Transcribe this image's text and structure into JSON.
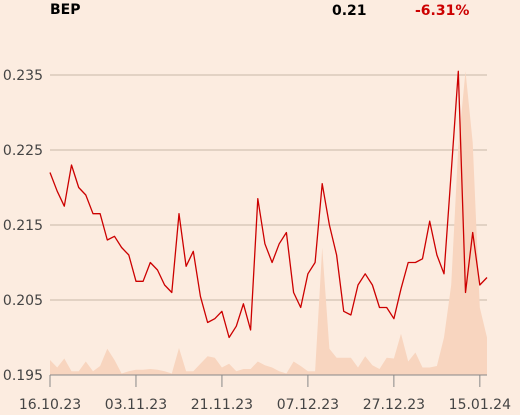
{
  "header": {
    "ticker": "BEP",
    "last_price": "0.21",
    "change_pct": "-6.31%"
  },
  "colors": {
    "background": "#fcece0",
    "line": "#cc0000",
    "change_negative": "#cc0000",
    "volume_fill": "#f8d5bf",
    "grid": "#c9b8a8"
  },
  "chart_data": {
    "type": "line",
    "title": "",
    "xlabel": "",
    "ylabel": "",
    "ylim": [
      0.195,
      0.235
    ],
    "y_ticks": [
      "0.195",
      "0.205",
      "0.215",
      "0.225",
      "0.235"
    ],
    "y_tick_values": [
      0.195,
      0.205,
      0.215,
      0.225,
      0.235
    ],
    "x_ticks": [
      "16.10.23",
      "03.11.23",
      "21.11.23",
      "07.12.23",
      "27.12.23",
      "15.01.24"
    ],
    "x_tick_indices": [
      0,
      12,
      24,
      36,
      48,
      60
    ],
    "grid": true,
    "series": [
      {
        "type": "line",
        "values": [
          0.222,
          0.2195,
          0.2175,
          0.223,
          0.22,
          0.219,
          0.2165,
          0.2165,
          0.213,
          0.2135,
          0.212,
          0.211,
          0.2075,
          0.2075,
          0.21,
          0.209,
          0.207,
          0.206,
          0.2165,
          0.2095,
          0.2115,
          0.2055,
          0.202,
          0.2025,
          0.2035,
          0.2,
          0.2015,
          0.2045,
          0.201,
          0.2185,
          0.2125,
          0.21,
          0.2125,
          0.214,
          0.206,
          0.204,
          0.2085,
          0.21,
          0.2205,
          0.215,
          0.211,
          0.2035,
          0.203,
          0.207,
          0.2085,
          0.207,
          0.204,
          0.204,
          0.2025,
          0.2065,
          0.21,
          0.21,
          0.2105,
          0.2155,
          0.211,
          0.2085,
          0.222,
          0.2355,
          0.206,
          0.214,
          0.207,
          0.208
        ]
      },
      {
        "type": "area",
        "values": [
          0.197,
          0.196,
          0.1972,
          0.1955,
          0.1955,
          0.1968,
          0.1955,
          0.1962,
          0.1985,
          0.197,
          0.1952,
          0.1955,
          0.1957,
          0.1957,
          0.1958,
          0.1957,
          0.1955,
          0.1952,
          0.1986,
          0.1955,
          0.1955,
          0.1965,
          0.1975,
          0.1973,
          0.196,
          0.1965,
          0.1955,
          0.1958,
          0.1958,
          0.1968,
          0.1963,
          0.196,
          0.1955,
          0.1952,
          0.1968,
          0.1962,
          0.1955,
          0.1955,
          0.212,
          0.1985,
          0.1973,
          0.1973,
          0.1973,
          0.196,
          0.1975,
          0.1963,
          0.1958,
          0.1973,
          0.1972,
          0.2005,
          0.1968,
          0.198,
          0.196,
          0.196,
          0.1962,
          0.2,
          0.207,
          0.2255,
          0.2355,
          0.226,
          0.204,
          0.2
        ]
      }
    ]
  }
}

Task> Repeat the data exactly in full, omitting its pictures.

Final answer>
Transcribe this image's text and structure into JSON.
{
  "header": {
    "ticker": "BEP",
    "last_price": "0.21",
    "change_pct": "-6.31%"
  },
  "colors": {
    "background": "#fcece0",
    "line": "#cc0000",
    "change_negative": "#cc0000",
    "volume_fill": "#f8d5bf",
    "grid": "#c9b8a8"
  },
  "chart_data": {
    "type": "line",
    "title": "",
    "xlabel": "",
    "ylabel": "",
    "ylim": [
      0.195,
      0.235
    ],
    "y_ticks": [
      "0.195",
      "0.205",
      "0.215",
      "0.225",
      "0.235"
    ],
    "y_tick_values": [
      0.195,
      0.205,
      0.215,
      0.225,
      0.235
    ],
    "x_ticks": [
      "16.10.23",
      "03.11.23",
      "21.11.23",
      "07.12.23",
      "27.12.23",
      "15.01.24"
    ],
    "x_tick_indices": [
      0,
      12,
      24,
      36,
      48,
      60
    ],
    "grid": true,
    "series": [
      {
        "type": "line",
        "values": [
          0.222,
          0.2195,
          0.2175,
          0.223,
          0.22,
          0.219,
          0.2165,
          0.2165,
          0.213,
          0.2135,
          0.212,
          0.211,
          0.2075,
          0.2075,
          0.21,
          0.209,
          0.207,
          0.206,
          0.2165,
          0.2095,
          0.2115,
          0.2055,
          0.202,
          0.2025,
          0.2035,
          0.2,
          0.2015,
          0.2045,
          0.201,
          0.2185,
          0.2125,
          0.21,
          0.2125,
          0.214,
          0.206,
          0.204,
          0.2085,
          0.21,
          0.2205,
          0.215,
          0.211,
          0.2035,
          0.203,
          0.207,
          0.2085,
          0.207,
          0.204,
          0.204,
          0.2025,
          0.2065,
          0.21,
          0.21,
          0.2105,
          0.2155,
          0.211,
          0.2085,
          0.222,
          0.2355,
          0.206,
          0.214,
          0.207,
          0.208
        ]
      },
      {
        "type": "area",
        "values": [
          0.197,
          0.196,
          0.1972,
          0.1955,
          0.1955,
          0.1968,
          0.1955,
          0.1962,
          0.1985,
          0.197,
          0.1952,
          0.1955,
          0.1957,
          0.1957,
          0.1958,
          0.1957,
          0.1955,
          0.1952,
          0.1986,
          0.1955,
          0.1955,
          0.1965,
          0.1975,
          0.1973,
          0.196,
          0.1965,
          0.1955,
          0.1958,
          0.1958,
          0.1968,
          0.1963,
          0.196,
          0.1955,
          0.1952,
          0.1968,
          0.1962,
          0.1955,
          0.1955,
          0.212,
          0.1985,
          0.1973,
          0.1973,
          0.1973,
          0.196,
          0.1975,
          0.1963,
          0.1958,
          0.1973,
          0.1972,
          0.2005,
          0.1968,
          0.198,
          0.196,
          0.196,
          0.1962,
          0.2,
          0.207,
          0.2255,
          0.2355,
          0.226,
          0.204,
          0.2
        ]
      }
    ]
  }
}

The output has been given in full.